▶ [What you will do]: Your task is to repeat the listing exactly.

▶ [Source data]:
——
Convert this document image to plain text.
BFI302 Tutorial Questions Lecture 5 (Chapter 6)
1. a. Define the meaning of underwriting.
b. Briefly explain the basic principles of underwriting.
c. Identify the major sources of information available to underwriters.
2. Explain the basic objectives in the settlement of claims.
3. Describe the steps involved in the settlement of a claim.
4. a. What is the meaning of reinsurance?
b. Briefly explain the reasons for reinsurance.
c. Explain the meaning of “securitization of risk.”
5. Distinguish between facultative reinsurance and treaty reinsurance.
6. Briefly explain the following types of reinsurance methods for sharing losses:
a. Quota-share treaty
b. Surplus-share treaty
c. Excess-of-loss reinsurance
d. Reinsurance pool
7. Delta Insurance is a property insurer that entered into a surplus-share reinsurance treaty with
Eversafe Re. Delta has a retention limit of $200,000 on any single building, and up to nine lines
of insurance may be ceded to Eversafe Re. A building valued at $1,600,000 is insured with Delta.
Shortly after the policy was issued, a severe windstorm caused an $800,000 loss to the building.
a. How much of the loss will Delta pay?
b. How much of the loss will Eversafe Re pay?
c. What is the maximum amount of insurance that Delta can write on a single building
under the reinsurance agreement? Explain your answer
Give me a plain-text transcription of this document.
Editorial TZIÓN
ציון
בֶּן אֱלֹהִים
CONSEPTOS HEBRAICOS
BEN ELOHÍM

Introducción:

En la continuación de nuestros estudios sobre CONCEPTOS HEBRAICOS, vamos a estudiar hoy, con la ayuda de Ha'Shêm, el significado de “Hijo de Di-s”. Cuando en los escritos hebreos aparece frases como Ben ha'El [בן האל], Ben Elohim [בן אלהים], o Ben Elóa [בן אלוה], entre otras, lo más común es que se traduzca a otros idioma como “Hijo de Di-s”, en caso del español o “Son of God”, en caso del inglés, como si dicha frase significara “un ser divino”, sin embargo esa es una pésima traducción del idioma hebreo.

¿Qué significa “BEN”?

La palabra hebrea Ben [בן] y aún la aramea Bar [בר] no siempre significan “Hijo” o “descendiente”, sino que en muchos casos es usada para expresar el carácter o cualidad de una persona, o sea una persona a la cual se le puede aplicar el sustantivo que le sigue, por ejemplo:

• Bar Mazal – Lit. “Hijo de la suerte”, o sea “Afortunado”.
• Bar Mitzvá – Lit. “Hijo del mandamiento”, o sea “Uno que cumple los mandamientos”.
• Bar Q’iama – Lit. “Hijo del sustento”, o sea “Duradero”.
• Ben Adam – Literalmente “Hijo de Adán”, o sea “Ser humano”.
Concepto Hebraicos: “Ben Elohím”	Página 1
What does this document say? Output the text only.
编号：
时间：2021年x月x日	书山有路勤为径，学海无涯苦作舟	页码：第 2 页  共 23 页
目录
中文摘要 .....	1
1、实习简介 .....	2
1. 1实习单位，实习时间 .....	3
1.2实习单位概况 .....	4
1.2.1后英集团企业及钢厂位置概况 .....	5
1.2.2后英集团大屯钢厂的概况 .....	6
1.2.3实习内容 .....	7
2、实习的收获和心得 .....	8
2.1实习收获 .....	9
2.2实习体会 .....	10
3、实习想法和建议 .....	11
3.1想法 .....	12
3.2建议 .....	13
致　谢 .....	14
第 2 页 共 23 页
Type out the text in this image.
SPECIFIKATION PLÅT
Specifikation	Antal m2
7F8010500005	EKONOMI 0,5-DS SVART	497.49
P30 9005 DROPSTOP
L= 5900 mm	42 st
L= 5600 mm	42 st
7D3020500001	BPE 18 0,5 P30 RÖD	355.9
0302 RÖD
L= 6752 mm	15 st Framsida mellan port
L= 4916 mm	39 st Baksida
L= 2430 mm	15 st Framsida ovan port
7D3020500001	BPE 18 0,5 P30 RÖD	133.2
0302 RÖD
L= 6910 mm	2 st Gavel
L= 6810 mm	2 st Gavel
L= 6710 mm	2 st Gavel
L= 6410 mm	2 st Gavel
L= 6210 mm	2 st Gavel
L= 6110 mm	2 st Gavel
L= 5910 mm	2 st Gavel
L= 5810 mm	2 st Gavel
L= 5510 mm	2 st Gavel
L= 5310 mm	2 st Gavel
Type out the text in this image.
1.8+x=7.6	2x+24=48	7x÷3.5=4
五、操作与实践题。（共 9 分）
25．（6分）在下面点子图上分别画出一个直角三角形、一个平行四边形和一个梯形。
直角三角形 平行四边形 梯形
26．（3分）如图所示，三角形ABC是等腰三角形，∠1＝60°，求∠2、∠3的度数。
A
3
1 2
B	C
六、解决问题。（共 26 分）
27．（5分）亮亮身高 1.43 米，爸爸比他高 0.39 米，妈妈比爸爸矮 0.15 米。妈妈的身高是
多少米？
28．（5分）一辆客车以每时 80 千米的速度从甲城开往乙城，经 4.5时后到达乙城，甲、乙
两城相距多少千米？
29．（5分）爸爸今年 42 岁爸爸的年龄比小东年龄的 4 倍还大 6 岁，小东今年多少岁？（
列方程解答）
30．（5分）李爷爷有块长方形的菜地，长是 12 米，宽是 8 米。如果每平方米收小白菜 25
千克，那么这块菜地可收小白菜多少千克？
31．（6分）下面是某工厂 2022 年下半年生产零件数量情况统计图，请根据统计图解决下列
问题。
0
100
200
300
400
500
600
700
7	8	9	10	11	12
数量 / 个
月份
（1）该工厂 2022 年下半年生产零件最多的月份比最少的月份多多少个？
——
▶ [Solution to this problem]:
Convert this document image to plain text.
BFI302 Tutorial Questions Lecture 5 (Chapter 6)
1. a. Define the meaning of underwriting.
b. Briefly explain the basic principles of underwriting.
c. Identify the major sources of information available to underwriters.
2. Explain the basic objectives in the settlement of claims.
3. Describe the steps involved in the settlement of a claim.
4. a. What is the meaning of reinsurance?
b. Briefly explain the reasons for reinsurance.
c. Explain the meaning of “securitization of risk.”
5. Distinguish between facultative reinsurance and treaty reinsurance.
6. Briefly explain the following types of reinsurance methods for sharing losses:
a. Quota-share treaty
b. Surplus-share treaty
c. Excess-of-loss reinsurance
d. Reinsurance pool
7. Delta Insurance is a property insurer that entered into a surplus-share reinsurance treaty with
Eversafe Re. Delta has a retention limit of $200,000 on any single building, and up to nine lines
of insurance may be ceded to Eversafe Re. A building valued at $1,600,000 is insured with Delta.
Shortly after the policy was issued, a severe windstorm caused an $800,000 loss to the building.
a. How much of the loss will Delta pay?
b. How much of the loss will Eversafe Re pay?
c. What is the maximum amount of insurance that Delta can write on a single building
under the reinsurance agreement? Explain your answer
Give me a plain-text transcription of this document.
Editorial TZIÓN
ציון
בֶּן אֱלֹהִים
CONSEPTOS HEBRAICOS
BEN ELOHÍM

Introducción:

En la continuación de nuestros estudios sobre CONCEPTOS HEBRAICOS, vamos a estudiar hoy, con la ayuda de Ha'Shêm, el significado de “Hijo de Di-s”. Cuando en los escritos hebreos aparece frases como Ben ha'El [בן האל], Ben Elohim [בן אלהים], o Ben Elóa [בן אלוה], entre otras, lo más común es que se traduzca a otros idioma como “Hijo de Di-s”, en caso del español o “Son of God”, en caso del inglés, como si dicha frase significara “un ser divino”, sin embargo esa es una pésima traducción del idioma hebreo.

¿Qué significa “BEN”?

La palabra hebrea Ben [בן] y aún la aramea Bar [בר] no siempre significan “Hijo” o “descendiente”, sino que en muchos casos es usada para expresar el carácter o cualidad de una persona, o sea una persona a la cual se le puede aplicar el sustantivo que le sigue, por ejemplo:

• Bar Mazal – Lit. “Hijo de la suerte”, o sea “Afortunado”.
• Bar Mitzvá – Lit. “Hijo del mandamiento”, o sea “Uno que cumple los mandamientos”.
• Bar Q’iama – Lit. “Hijo del sustento”, o sea “Duradero”.
• Ben Adam – Literalmente “Hijo de Adán”, o sea “Ser humano”.
Concepto Hebraicos: “Ben Elohím”	Página 1
What does this document say? Output the text only.
编号：
时间：2021年x月x日	书山有路勤为径，学海无涯苦作舟	页码：第 2 页  共 23 页
目录
中文摘要 .....	1
1、实习简介 .....	2
1. 1实习单位，实习时间 .....	3
1.2实习单位概况 .....	4
1.2.1后英集团企业及钢厂位置概况 .....	5
1.2.2后英集团大屯钢厂的概况 .....	6
1.2.3实习内容 .....	7
2、实习的收获和心得 .....	8
2.1实习收获 .....	9
2.2实习体会 .....	10
3、实习想法和建议 .....	11
3.1想法 .....	12
3.2建议 .....	13
致　谢 .....	14
第 2 页 共 23 页
Type out the text in this image.
SPECIFIKATION PLÅT
Specifikation	Antal m2
7F8010500005	EKONOMI 0,5-DS SVART	497.49
P30 9005 DROPSTOP
L= 5900 mm	42 st
L= 5600 mm	42 st
7D3020500001	BPE 18 0,5 P30 RÖD	355.9
0302 RÖD
L= 6752 mm	15 st Framsida mellan port
L= 4916 mm	39 st Baksida
L= 2430 mm	15 st Framsida ovan port
7D3020500001	BPE 18 0,5 P30 RÖD	133.2
0302 RÖD
L= 6910 mm	2 st Gavel
L= 6810 mm	2 st Gavel
L= 6710 mm	2 st Gavel
L= 6410 mm	2 st Gavel
L= 6210 mm	2 st Gavel
L= 6110 mm	2 st Gavel
L= 5910 mm	2 st Gavel
L= 5810 mm	2 st Gavel
L= 5510 mm	2 st Gavel
L= 5310 mm	2 st Gavel
Type out the text in this image.
1.8+x=7.6	2x+24=48	7x÷3.5=4
五、操作与实践题。（共 9 分）
25．（6分）在下面点子图上分别画出一个直角三角形、一个平行四边形和一个梯形。
直角三角形 平行四边形 梯形
26．（3分）如图所示，三角形ABC是等腰三角形，∠1＝60°，求∠2、∠3的度数。
A
3
1 2
B	C
六、解决问题。（共 26 分）
27．（5分）亮亮身高 1.43 米，爸爸比他高 0.39 米，妈妈比爸爸矮 0.15 米。妈妈的身高是
多少米？
28．（5分）一辆客车以每时 80 千米的速度从甲城开往乙城，经 4.5时后到达乙城，甲、乙
两城相距多少千米？
29．（5分）爸爸今年 42 岁爸爸的年龄比小东年龄的 4 倍还大 6 岁，小东今年多少岁？（
列方程解答）
30．（5分）李爷爷有块长方形的菜地，长是 12 米，宽是 8 米。如果每平方米收小白菜 25
千克，那么这块菜地可收小白菜多少千克？
31．（6分）下面是某工厂 2022 年下半年生产零件数量情况统计图，请根据统计图解决下列
问题。
0
100
200
300
400
500
600
700
7	8	9	10	11	12
数量 / 个
月份
（1）该工厂 2022 年下半年生产零件最多的月份比最少的月份多多少个？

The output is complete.